Stated goal: Search the records that follow and extract every line containing the string "flew".

>>>>>

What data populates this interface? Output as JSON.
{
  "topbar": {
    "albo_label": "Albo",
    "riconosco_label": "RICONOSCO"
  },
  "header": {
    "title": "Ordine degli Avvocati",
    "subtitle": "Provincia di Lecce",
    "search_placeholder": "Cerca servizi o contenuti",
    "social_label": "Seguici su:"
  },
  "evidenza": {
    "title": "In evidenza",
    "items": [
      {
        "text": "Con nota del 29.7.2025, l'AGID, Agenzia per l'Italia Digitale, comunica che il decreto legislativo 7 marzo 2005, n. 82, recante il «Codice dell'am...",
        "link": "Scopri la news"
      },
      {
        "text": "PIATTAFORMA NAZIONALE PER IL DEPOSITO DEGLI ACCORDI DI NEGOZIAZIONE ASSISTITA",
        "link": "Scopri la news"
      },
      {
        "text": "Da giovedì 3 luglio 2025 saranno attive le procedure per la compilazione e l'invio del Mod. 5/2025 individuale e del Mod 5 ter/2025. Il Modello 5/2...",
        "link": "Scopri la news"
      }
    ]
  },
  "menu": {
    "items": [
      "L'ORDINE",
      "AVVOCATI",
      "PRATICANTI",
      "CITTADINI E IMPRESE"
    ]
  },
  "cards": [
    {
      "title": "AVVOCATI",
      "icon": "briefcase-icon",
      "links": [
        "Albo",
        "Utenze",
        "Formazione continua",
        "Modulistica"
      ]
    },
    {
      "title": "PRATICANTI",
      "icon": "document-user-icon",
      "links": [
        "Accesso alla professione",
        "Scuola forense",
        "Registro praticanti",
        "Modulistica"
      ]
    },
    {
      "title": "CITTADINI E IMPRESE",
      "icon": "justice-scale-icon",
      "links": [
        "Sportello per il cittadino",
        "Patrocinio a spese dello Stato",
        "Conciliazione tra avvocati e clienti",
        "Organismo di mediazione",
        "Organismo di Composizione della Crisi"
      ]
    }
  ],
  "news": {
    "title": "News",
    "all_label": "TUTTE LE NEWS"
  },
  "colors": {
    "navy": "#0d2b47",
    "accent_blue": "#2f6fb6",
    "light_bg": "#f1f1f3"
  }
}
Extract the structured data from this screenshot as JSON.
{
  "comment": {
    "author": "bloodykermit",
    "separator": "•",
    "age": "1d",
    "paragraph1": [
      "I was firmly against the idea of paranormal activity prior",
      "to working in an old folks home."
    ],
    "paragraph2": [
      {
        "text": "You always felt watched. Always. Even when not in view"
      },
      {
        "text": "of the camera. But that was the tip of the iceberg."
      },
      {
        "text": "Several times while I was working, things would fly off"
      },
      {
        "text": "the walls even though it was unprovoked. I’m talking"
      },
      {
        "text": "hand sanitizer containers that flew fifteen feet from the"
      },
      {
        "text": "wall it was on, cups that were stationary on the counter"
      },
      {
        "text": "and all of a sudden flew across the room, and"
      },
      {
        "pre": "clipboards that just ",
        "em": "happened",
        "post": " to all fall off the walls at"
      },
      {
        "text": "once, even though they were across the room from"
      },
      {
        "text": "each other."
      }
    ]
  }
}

<<<<<

Result of this task:
        "text": "hand sanitizer containers that flew fifteen feet from the"
        "text": "and all of a sudden flew across the room, and"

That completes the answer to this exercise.